#### Textausschnitt:
━━━━━━━━

Ein Mann betritt in Begleitung eines Etagenkellners die Bühne, die einen Salon im Second-Empire-Stil7 darstellt. Das Mobiliar missfällt ihm: Drei Sofas, eine Bronzefigur auf dem Kamin, keine Fenster, keine Spiegel.

Hier gibt es keine Zahnbürste, weil man sich nicht die Zähne putzt, keine Betten, weil man niemals schläft. Das Licht lässt sich nicht löschen. Nur die Direktion könnte den Strom abstellen, hat es aber noch nie getan. Außerhalb des Zimmers sind andere Zimmer, Flure, Etagen. Eine Welt außerhalb dieses Hotels scheint es nicht zu geben.

UnbestimmteOrtsangaben dienen eher der Verwirrung als der Information. »Da sind wir also«, ist der allererste Satz des Mannes, und der Kellner antwortet: »Da sind wir.« Der Mann fragt den Kellner, ob er wisse, was man »da unten« erzählt über »all dies«, woraufhin der Kellner über den Blödsinn von Leuten spottet, die nie ihren Fuß »hierher« gesetzt hätten. Rätselhaft erscheint auch die scheinbar unmotivierte Frage des Mannes nach den Folterinstrumenten. Immerhin lässt sich aus der ironischen Wiederholung des Wortes »Leben« schließen, dass die Personen, die hierher kommen, tot sind.

━━━━━━━━

#### Datensätze:
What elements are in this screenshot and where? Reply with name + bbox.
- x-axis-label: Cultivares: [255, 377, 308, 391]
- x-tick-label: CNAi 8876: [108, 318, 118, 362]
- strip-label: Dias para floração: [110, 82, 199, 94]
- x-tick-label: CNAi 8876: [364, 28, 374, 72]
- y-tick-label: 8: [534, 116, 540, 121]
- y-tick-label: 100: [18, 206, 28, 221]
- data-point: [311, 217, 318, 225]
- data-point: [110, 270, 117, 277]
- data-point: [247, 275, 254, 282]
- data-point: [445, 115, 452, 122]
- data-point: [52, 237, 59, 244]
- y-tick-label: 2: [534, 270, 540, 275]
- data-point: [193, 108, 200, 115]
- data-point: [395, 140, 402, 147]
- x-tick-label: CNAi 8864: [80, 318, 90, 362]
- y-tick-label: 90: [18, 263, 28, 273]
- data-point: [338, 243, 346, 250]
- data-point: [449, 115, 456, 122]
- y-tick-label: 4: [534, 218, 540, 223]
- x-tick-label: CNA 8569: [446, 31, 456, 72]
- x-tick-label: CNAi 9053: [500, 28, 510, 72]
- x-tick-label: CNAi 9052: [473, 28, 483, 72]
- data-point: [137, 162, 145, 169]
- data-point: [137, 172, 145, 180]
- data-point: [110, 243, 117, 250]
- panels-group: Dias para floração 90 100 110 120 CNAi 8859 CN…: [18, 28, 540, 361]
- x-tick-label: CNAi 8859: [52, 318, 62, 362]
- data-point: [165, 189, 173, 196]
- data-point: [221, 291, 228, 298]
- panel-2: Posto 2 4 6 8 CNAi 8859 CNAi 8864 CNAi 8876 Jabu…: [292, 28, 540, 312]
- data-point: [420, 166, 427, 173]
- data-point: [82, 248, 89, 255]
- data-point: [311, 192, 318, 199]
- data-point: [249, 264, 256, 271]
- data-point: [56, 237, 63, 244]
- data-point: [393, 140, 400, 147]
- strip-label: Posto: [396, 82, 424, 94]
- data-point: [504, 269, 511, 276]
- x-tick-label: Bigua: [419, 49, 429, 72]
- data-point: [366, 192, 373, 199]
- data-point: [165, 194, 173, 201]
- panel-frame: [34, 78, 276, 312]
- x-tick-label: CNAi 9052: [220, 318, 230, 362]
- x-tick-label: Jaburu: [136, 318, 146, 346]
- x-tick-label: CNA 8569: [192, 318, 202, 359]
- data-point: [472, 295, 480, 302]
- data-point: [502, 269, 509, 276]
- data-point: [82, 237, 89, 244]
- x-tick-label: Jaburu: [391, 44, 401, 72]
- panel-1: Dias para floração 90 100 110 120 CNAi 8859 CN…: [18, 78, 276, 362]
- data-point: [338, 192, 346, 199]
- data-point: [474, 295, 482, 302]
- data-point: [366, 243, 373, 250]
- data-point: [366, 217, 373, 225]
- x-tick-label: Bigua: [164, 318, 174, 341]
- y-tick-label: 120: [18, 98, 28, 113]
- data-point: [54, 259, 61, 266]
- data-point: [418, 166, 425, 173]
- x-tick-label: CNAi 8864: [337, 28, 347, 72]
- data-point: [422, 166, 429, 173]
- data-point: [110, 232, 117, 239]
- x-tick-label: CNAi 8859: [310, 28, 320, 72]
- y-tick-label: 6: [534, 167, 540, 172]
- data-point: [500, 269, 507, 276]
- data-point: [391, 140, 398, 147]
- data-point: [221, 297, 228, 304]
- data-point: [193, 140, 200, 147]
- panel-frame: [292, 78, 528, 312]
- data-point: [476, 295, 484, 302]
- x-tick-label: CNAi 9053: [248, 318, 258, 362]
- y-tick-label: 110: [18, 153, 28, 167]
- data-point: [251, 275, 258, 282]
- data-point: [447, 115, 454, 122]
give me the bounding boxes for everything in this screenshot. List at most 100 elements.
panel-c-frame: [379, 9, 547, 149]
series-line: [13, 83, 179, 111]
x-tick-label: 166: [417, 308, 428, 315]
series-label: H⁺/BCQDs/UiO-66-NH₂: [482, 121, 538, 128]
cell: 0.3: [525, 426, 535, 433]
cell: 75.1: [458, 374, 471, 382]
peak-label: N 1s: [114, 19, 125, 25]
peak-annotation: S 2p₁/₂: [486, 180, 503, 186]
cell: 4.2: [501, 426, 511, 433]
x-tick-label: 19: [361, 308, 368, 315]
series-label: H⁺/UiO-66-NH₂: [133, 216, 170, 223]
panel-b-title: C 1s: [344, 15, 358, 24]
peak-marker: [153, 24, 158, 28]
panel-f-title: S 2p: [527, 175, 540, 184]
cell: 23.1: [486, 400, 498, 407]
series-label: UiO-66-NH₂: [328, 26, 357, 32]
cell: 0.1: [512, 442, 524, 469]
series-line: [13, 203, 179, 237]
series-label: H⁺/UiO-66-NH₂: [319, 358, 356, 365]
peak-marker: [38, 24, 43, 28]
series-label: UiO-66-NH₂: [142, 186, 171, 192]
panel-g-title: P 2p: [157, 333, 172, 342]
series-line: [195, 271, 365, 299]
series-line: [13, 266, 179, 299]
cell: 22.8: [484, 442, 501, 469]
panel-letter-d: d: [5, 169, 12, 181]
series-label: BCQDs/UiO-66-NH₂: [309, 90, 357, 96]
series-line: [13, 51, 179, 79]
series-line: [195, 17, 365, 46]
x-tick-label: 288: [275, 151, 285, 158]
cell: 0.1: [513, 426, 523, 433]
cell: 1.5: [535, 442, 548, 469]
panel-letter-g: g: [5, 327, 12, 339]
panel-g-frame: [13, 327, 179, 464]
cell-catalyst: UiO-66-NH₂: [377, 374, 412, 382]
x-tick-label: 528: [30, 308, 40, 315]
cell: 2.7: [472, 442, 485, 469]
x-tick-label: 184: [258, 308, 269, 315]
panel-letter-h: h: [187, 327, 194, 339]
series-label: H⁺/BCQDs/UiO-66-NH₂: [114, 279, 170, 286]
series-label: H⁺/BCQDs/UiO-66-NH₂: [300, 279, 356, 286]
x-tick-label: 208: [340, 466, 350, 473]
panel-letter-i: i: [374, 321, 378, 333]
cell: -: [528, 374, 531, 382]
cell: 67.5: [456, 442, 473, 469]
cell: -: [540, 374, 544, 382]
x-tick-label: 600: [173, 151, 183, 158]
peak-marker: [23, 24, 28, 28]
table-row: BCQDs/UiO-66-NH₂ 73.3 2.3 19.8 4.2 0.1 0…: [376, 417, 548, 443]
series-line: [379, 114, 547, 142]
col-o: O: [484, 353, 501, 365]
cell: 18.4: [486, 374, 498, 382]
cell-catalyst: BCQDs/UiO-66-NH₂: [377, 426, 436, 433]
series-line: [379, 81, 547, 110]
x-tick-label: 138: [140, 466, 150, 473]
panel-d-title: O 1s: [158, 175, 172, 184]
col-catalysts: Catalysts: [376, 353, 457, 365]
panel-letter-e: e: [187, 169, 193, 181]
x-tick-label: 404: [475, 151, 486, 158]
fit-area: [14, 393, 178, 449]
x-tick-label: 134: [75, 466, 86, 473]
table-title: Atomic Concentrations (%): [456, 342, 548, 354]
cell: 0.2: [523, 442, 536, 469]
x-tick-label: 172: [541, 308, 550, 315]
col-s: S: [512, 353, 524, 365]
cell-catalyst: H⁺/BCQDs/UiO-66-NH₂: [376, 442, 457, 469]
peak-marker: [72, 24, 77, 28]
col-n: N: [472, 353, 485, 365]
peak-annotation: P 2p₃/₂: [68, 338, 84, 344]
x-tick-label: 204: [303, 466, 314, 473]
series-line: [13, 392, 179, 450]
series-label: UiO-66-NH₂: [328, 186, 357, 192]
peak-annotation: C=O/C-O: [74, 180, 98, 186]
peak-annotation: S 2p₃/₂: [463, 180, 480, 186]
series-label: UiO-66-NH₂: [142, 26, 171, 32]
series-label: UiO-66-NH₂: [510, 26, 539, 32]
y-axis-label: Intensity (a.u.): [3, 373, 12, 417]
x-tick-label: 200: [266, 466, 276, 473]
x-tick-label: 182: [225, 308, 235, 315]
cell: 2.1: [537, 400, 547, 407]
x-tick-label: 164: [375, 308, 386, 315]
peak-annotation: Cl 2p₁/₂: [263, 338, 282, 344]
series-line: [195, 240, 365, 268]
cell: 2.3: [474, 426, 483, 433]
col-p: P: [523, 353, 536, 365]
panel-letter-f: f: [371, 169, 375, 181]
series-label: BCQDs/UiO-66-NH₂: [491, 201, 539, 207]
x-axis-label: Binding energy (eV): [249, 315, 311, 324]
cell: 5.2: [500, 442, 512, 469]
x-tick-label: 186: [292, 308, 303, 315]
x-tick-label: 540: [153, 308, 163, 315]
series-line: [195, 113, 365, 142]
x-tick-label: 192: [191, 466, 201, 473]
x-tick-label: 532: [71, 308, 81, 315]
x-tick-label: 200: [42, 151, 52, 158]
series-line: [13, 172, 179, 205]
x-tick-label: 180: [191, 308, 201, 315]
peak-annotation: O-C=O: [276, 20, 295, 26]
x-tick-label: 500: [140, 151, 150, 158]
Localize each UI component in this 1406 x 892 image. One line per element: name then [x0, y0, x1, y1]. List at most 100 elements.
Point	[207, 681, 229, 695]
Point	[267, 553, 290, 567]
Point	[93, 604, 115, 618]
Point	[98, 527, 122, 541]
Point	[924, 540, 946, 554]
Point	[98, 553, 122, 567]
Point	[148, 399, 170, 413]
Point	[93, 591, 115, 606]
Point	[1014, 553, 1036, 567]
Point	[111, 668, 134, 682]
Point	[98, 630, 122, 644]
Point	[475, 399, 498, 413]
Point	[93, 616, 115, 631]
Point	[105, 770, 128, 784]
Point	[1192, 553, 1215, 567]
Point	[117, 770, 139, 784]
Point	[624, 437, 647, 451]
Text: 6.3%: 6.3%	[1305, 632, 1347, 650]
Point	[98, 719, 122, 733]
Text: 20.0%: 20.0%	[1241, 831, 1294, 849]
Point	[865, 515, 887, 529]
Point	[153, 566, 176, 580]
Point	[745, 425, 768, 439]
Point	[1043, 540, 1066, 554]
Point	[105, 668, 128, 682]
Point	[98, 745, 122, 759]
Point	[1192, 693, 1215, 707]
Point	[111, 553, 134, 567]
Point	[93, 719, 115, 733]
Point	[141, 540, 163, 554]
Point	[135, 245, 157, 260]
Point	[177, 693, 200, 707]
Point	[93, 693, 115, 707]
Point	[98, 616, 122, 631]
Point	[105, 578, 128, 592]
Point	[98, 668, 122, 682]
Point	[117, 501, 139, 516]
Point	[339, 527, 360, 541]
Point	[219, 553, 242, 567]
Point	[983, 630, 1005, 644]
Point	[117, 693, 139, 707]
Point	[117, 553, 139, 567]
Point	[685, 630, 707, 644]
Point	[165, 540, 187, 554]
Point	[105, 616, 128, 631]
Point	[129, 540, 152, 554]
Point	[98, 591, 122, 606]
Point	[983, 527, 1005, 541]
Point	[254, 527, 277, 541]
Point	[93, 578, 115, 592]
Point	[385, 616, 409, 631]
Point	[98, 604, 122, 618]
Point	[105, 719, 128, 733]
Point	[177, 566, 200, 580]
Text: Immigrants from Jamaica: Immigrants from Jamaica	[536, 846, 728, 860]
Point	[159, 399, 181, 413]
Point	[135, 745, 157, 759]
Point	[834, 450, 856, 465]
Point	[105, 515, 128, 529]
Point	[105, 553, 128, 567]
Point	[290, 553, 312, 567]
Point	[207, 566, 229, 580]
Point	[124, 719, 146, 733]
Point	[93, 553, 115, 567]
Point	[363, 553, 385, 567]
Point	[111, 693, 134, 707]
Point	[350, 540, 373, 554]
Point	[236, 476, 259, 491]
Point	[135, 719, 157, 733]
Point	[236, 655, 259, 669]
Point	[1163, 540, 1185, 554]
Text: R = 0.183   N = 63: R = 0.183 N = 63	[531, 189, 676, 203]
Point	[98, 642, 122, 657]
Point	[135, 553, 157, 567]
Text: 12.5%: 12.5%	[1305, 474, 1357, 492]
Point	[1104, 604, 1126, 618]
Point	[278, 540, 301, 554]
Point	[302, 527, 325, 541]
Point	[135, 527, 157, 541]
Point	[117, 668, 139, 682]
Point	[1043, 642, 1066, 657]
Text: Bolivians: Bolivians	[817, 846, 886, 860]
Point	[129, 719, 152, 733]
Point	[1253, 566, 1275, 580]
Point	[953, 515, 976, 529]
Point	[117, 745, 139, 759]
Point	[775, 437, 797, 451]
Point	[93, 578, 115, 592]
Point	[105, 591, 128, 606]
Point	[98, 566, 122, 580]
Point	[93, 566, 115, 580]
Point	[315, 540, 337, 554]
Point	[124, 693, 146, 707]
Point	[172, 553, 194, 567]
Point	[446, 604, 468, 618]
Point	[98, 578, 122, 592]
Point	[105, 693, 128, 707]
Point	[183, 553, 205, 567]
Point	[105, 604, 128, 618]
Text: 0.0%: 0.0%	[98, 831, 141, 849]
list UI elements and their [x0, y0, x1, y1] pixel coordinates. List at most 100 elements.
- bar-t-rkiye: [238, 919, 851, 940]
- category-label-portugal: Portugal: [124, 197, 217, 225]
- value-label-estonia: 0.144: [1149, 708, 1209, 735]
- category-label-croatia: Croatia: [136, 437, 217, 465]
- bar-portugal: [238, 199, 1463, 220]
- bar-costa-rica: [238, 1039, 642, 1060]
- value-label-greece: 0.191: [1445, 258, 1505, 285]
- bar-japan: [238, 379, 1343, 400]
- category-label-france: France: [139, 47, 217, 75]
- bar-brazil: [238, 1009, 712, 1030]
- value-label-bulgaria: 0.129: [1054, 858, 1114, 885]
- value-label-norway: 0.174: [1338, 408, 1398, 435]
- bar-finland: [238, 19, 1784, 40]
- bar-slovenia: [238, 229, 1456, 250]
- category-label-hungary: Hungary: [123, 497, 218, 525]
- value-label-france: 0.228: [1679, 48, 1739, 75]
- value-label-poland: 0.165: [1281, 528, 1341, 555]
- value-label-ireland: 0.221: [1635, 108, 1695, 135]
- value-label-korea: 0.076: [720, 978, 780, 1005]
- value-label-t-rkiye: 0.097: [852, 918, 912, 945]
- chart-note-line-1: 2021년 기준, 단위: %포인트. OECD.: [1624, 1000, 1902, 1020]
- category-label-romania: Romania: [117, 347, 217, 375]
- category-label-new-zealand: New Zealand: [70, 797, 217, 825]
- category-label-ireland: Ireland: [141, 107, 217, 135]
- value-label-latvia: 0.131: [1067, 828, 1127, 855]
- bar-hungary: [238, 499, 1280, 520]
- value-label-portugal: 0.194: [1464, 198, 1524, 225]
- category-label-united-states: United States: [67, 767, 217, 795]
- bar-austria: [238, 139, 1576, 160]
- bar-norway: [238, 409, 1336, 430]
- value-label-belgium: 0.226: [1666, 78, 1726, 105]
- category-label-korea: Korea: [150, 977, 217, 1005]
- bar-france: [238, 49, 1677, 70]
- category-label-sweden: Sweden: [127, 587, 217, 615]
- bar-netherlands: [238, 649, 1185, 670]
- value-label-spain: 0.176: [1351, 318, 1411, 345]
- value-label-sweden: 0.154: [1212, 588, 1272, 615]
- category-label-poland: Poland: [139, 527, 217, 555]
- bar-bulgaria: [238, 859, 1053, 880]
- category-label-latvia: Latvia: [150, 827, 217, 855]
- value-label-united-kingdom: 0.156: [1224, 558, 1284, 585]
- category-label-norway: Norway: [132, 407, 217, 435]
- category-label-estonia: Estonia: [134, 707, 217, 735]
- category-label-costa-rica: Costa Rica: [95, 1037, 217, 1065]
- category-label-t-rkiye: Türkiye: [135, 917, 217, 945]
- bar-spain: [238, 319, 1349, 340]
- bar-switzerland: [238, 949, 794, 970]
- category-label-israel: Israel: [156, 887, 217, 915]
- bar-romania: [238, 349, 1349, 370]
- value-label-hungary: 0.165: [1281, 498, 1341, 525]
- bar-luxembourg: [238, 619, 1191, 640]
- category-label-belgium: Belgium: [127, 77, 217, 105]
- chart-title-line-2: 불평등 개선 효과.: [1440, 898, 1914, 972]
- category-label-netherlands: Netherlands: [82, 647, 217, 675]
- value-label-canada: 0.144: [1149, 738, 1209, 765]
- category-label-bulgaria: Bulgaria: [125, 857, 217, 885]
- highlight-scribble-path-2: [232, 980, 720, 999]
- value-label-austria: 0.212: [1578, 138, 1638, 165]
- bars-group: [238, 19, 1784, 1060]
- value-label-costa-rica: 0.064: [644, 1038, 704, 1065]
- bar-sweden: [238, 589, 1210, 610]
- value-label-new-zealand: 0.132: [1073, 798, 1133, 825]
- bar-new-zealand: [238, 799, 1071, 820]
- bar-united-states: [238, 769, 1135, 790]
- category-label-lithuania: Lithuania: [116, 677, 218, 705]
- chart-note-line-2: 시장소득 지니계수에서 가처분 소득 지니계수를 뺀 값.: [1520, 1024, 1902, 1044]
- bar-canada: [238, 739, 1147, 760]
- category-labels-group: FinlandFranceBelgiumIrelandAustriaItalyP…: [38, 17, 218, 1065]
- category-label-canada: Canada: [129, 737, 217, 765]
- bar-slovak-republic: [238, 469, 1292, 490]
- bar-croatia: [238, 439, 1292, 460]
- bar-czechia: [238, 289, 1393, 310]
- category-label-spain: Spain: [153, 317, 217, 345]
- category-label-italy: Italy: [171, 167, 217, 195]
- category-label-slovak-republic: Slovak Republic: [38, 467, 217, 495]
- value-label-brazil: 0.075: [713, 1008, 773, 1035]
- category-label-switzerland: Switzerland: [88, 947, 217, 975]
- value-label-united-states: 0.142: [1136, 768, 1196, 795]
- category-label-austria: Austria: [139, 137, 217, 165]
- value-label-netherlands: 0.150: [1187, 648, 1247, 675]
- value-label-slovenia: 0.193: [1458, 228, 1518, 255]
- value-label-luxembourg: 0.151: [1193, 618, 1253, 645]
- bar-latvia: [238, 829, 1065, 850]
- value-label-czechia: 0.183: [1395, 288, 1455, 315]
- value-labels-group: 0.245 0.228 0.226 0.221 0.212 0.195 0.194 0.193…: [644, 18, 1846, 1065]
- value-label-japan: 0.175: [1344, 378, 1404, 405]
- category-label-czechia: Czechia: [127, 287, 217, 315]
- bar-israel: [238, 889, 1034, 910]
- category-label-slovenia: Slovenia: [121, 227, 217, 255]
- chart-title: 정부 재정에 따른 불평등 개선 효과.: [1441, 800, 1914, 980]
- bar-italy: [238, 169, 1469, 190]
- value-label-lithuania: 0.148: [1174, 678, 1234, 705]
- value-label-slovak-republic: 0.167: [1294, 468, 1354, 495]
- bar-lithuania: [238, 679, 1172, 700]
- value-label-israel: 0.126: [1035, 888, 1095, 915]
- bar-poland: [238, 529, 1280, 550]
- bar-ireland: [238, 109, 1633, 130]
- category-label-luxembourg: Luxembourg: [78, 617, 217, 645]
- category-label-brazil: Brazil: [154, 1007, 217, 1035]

━━━━━━━━

#### Aufgabe:
Schreibe den Textausschnitt über die Szene im fensterlosen Hotelsalon im Anschluss an seinen letzten Satz weiter.

#### Erwartete Ausgabe:
Der Mann versucht, in dieser unerträglichen Situation Haltung zu bewahren. Er will »der Situation ins Gesicht sehen«. Dass er tatsächlich Angst hat, zeigt sich am Ende der Szene: Als der Kellner das Zimmer verlassen will, zuckt er zusammen und versucht mehrmals, ihn aufzuhalten. Er fragt nach der Klingel, die offenbar nicht funktioniert, er »macht eine Gebärde, um ihn aufzuhalten«, erkundigt sich nach der Funktion des Papiermessers. Schließlich muss er den Kellner ziehen lassen.

Allein gelassen gerät der Mann in Panik. Er versucht mehrmals zu läuten, aber die Klingel funktioniert nicht. Dann trommelt er gegen die Tür und ruft vergeblich nach dem Kellner. Als sich der Mann, um sich zu beruhigen, auf das Sofa setzt, geht die Tür auf.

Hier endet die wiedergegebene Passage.